== Excerpted data ==

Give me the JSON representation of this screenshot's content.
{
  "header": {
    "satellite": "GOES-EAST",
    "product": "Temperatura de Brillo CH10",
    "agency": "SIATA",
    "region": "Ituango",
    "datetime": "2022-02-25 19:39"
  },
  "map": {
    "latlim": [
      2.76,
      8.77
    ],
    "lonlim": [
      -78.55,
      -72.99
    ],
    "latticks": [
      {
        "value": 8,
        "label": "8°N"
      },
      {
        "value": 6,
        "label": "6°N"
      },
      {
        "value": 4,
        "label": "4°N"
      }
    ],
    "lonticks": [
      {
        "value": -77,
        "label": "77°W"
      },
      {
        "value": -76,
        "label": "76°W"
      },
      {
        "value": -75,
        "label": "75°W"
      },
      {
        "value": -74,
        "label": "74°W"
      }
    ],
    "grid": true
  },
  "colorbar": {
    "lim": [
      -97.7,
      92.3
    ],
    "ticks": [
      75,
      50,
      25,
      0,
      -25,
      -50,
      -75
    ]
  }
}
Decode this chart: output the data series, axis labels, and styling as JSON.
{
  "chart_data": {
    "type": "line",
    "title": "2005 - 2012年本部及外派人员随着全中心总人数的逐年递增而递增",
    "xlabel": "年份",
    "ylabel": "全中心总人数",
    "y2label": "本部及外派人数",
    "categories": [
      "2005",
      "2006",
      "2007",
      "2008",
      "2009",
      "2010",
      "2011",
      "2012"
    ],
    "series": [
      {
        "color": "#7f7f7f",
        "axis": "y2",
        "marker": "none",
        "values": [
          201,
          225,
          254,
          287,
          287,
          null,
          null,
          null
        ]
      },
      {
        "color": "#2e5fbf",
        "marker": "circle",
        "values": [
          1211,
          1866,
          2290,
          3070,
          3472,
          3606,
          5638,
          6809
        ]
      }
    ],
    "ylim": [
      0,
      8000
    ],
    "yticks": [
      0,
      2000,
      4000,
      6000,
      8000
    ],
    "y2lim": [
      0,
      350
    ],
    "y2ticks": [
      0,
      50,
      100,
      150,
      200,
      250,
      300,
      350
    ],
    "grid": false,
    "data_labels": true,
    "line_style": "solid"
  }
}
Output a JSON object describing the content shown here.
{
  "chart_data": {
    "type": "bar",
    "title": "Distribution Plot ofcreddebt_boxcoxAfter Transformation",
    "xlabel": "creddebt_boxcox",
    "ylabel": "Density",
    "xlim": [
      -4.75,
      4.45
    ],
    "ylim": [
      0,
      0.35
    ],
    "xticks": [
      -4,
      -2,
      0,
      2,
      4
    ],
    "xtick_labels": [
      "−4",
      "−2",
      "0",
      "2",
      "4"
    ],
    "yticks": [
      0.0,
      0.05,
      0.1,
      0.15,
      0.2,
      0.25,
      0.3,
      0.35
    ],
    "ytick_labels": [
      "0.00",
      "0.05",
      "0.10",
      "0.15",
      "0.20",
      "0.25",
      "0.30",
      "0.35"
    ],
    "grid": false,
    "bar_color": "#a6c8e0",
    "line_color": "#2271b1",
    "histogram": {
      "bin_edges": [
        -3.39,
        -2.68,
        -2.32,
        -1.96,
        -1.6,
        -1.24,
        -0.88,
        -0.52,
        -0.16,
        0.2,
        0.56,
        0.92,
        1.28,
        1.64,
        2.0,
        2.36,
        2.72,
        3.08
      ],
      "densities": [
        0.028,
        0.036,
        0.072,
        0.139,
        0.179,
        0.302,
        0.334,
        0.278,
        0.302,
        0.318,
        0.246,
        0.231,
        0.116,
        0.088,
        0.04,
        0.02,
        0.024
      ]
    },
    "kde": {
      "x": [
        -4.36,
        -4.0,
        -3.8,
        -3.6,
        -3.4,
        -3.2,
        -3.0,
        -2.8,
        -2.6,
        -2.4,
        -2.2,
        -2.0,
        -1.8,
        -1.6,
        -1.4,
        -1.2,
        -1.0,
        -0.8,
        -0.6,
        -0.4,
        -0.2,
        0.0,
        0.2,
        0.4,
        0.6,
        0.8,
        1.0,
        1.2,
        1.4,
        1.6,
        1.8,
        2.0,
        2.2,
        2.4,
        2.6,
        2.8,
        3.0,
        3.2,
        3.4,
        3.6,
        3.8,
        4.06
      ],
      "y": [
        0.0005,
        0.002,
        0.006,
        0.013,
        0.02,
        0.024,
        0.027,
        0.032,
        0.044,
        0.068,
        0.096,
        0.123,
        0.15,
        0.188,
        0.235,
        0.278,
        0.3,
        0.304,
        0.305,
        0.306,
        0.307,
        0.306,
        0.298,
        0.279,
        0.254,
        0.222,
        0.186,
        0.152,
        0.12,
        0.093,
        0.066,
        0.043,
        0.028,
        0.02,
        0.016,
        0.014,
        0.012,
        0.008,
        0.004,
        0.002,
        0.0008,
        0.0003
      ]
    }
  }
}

===

**To be done:**
Retype the records above exactly.

**Answer:**
Give me the JSON representation of this screenshot's content.
{
  "header": {
    "satellite": "GOES-EAST",
    "product": "Temperatura de Brillo CH10",
    "agency": "SIATA",
    "region": "Ituango",
    "datetime": "2022-02-25 19:39"
  },
  "map": {
    "latlim": [
      2.76,
      8.77
    ],
    "lonlim": [
      -78.55,
      -72.99
    ],
    "latticks": [
      {
        "value": 8,
        "label": "8°N"
      },
      {
        "value": 6,
        "label": "6°N"
      },
      {
        "value": 4,
        "label": "4°N"
      }
    ],
    "lonticks": [
      {
        "value": -77,
        "label": "77°W"
      },
      {
        "value": -76,
        "label": "76°W"
      },
      {
        "value": -75,
        "label": "75°W"
      },
      {
        "value": -74,
        "label": "74°W"
      }
    ],
    "grid": true
  },
  "colorbar": {
    "lim": [
      -97.7,
      92.3
    ],
    "ticks": [
      75,
      50,
      25,
      0,
      -25,
      -50,
      -75
    ]
  }
}
Decode this chart: output the data series, axis labels, and styling as JSON.
{
  "chart_data": {
    "type": "line",
    "title": "2005 - 2012年本部及外派人员随着全中心总人数的逐年递增而递增",
    "xlabel": "年份",
    "ylabel": "全中心总人数",
    "y2label": "本部及外派人数",
    "categories": [
      "2005",
      "2006",
      "2007",
      "2008",
      "2009",
      "2010",
      "2011",
      "2012"
    ],
    "series": [
      {
        "color": "#7f7f7f",
        "axis": "y2",
        "marker": "none",
        "values": [
          201,
          225,
          254,
          287,
          287,
          null,
          null,
          null
        ]
      },
      {
        "color": "#2e5fbf",
        "marker": "circle",
        "values": [
          1211,
          1866,
          2290,
          3070,
          3472,
          3606,
          5638,
          6809
        ]
      }
    ],
    "ylim": [
      0,
      8000
    ],
    "yticks": [
      0,
      2000,
      4000,
      6000,
      8000
    ],
    "y2lim": [
      0,
      350
    ],
    "y2ticks": [
      0,
      50,
      100,
      150,
      200,
      250,
      300,
      350
    ],
    "grid": false,
    "data_labels": true,
    "line_style": "solid"
  }
}
Output a JSON object describing the content shown here.
{
  "chart_data": {
    "type": "bar",
    "title": "Distribution Plot ofcreddebt_boxcoxAfter Transformation",
    "xlabel": "creddebt_boxcox",
    "ylabel": "Density",
    "xlim": [
      -4.75,
      4.45
    ],
    "ylim": [
      0,
      0.35
    ],
    "xticks": [
      -4,
      -2,
      0,
      2,
      4
    ],
    "xtick_labels": [
      "−4",
      "−2",
      "0",
      "2",
      "4"
    ],
    "yticks": [
      0.0,
      0.05,
      0.1,
      0.15,
      0.2,
      0.25,
      0.3,
      0.35
    ],
    "ytick_labels": [
      "0.00",
      "0.05",
      "0.10",
      "0.15",
      "0.20",
      "0.25",
      "0.30",
      "0.35"
    ],
    "grid": false,
    "bar_color": "#a6c8e0",
    "line_color": "#2271b1",
    "histogram": {
      "bin_edges": [
        -3.39,
        -2.68,
        -2.32,
        -1.96,
        -1.6,
        -1.24,
        -0.88,
        -0.52,
        -0.16,
        0.2,
        0.56,
        0.92,
        1.28,
        1.64,
        2.0,
        2.36,
        2.72,
        3.08
      ],
      "densities": [
        0.028,
        0.036,
        0.072,
        0.139,
        0.179,
        0.302,
        0.334,
        0.278,
        0.302,
        0.318,
        0.246,
        0.231,
        0.116,
        0.088,
        0.04,
        0.02,
        0.024
      ]
    },
    "kde": {
      "x": [
        -4.36,
        -4.0,
        -3.8,
        -3.6,
        -3.4,
        -3.2,
        -3.0,
        -2.8,
        -2.6,
        -2.4,
        -2.2,
        -2.0,
        -1.8,
        -1.6,
        -1.4,
        -1.2,
        -1.0,
        -0.8,
        -0.6,
        -0.4,
        -0.2,
        0.0,
        0.2,
        0.4,
        0.6,
        0.8,
        1.0,
        1.2,
        1.4,
        1.6,
        1.8,
        2.0,
        2.2,
        2.4,
        2.6,
        2.8,
        3.0,
        3.2,
        3.4,
        3.6,
        3.8,
        4.06
      ],
      "y": [
        0.0005,
        0.002,
        0.006,
        0.013,
        0.02,
        0.024,
        0.027,
        0.032,
        0.044,
        0.068,
        0.096,
        0.123,
        0.15,
        0.188,
        0.235,
        0.278,
        0.3,
        0.304,
        0.305,
        0.306,
        0.307,
        0.306,
        0.298,
        0.279,
        0.254,
        0.222,
        0.186,
        0.152,
        0.12,
        0.093,
        0.066,
        0.043,
        0.028,
        0.02,
        0.016,
        0.014,
        0.012,
        0.008,
        0.004,
        0.002,
        0.0008,
        0.0003
      ]
    }
  }
}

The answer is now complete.